WRITTEN EXERCISE
Using the records provided below, locate and copy each line that contains the word "身份证业务".

[Saved entries]
•••

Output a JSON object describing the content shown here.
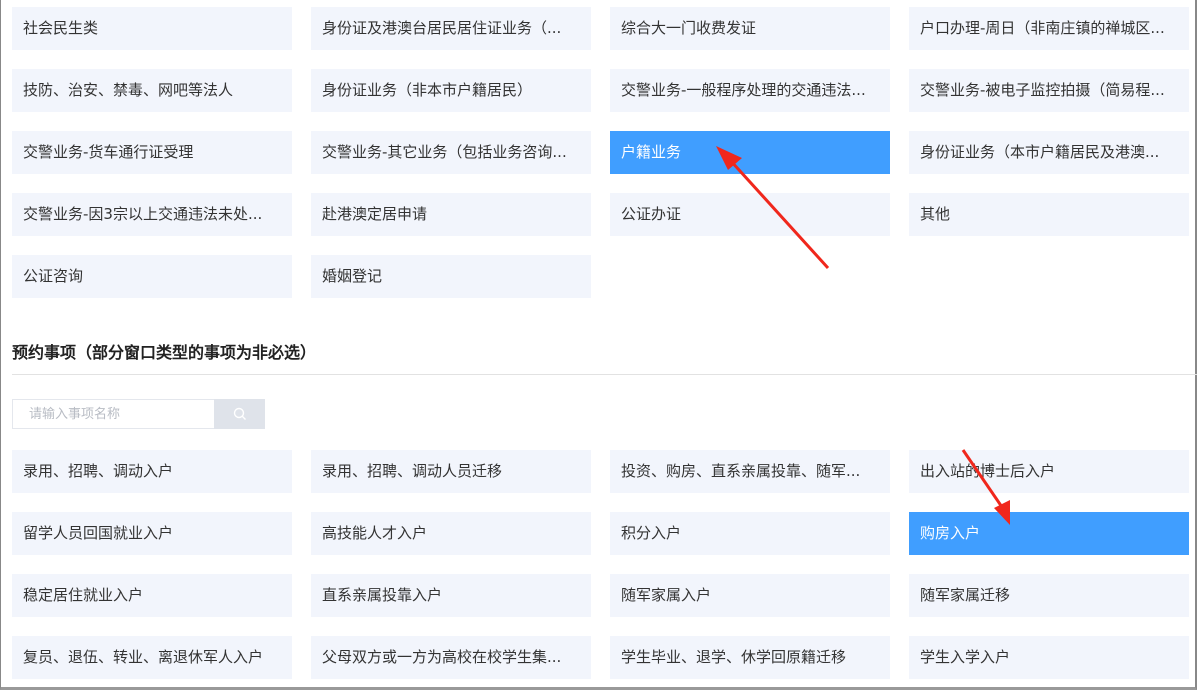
{
  "window_types": [
    {
      "label": "社会民生类",
      "selected": false
    },
    {
      "label": "身份证及港澳台居民居住证业务（...",
      "selected": false
    },
    {
      "label": "综合大一门收费发证",
      "selected": false
    },
    {
      "label": "户口办理-周日（非南庄镇的禅城区...",
      "selected": false
    },
    {
      "label": "技防、治安、禁毒、网吧等法人",
      "selected": false
    },
    {
      "label": "身份证业务（非本市户籍居民）",
      "selected": false
    },
    {
      "label": "交警业务-一般程序处理的交通违法...",
      "selected": false
    },
    {
      "label": "交警业务-被电子监控拍摄（简易程...",
      "selected": false
    },
    {
      "label": "交警业务-货车通行证受理",
      "selected": false
    },
    {
      "label": "交警业务-其它业务（包括业务咨询...",
      "selected": false
    },
    {
      "label": "户籍业务",
      "selected": true
    },
    {
      "label": "身份证业务（本市户籍居民及港澳...",
      "selected": false
    },
    {
      "label": "交警业务-因3宗以上交通违法未处...",
      "selected": false
    },
    {
      "label": "赴港澳定居申请",
      "selected": false
    },
    {
      "label": "公证办证",
      "selected": false
    },
    {
      "label": "其他",
      "selected": false
    },
    {
      "label": "公证咨询",
      "selected": false
    },
    {
      "label": "婚姻登记",
      "selected": false
    }
  ],
  "matters_section": {
    "title": "预约事项（部分窗口类型的事项为非必选）",
    "search_placeholder": "请输入事项名称",
    "search_icon": "search-icon",
    "items": [
      {
        "label": "录用、招聘、调动入户",
        "selected": false
      },
      {
        "label": "录用、招聘、调动人员迁移",
        "selected": false
      },
      {
        "label": "投资、购房、直系亲属投靠、随军...",
        "selected": false
      },
      {
        "label": "出入站的博士后入户",
        "selected": false
      },
      {
        "label": "留学人员回国就业入户",
        "selected": false
      },
      {
        "label": "高技能人才入户",
        "selected": false
      },
      {
        "label": "积分入户",
        "selected": false
      },
      {
        "label": "购房入户",
        "selected": true
      },
      {
        "label": "稳定居住就业入户",
        "selected": false
      },
      {
        "label": "直系亲属投靠入户",
        "selected": false
      },
      {
        "label": "随军家属入户",
        "selected": false
      },
      {
        "label": "随军家属迁移",
        "selected": false
      },
      {
        "label": "复员、退伍、转业、离退休军人入户",
        "selected": false
      },
      {
        "label": "父母双方或一方为高校在校学生集...",
        "selected": false
      },
      {
        "label": "学生毕业、退学、休学回原籍迁移",
        "selected": false
      },
      {
        "label": "学生入学入户",
        "selected": false
      }
    ]
  },
  "colors": {
    "accent": "#409eff",
    "item_bg": "#f2f5fc",
    "arrow": "#f0271c"
  }
}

•••

SOLUTION TO THIS PROBLEM
      "label": "身份证业务（非本市户籍居民）",
      "label": "身份证业务（本市户籍居民及港澳...",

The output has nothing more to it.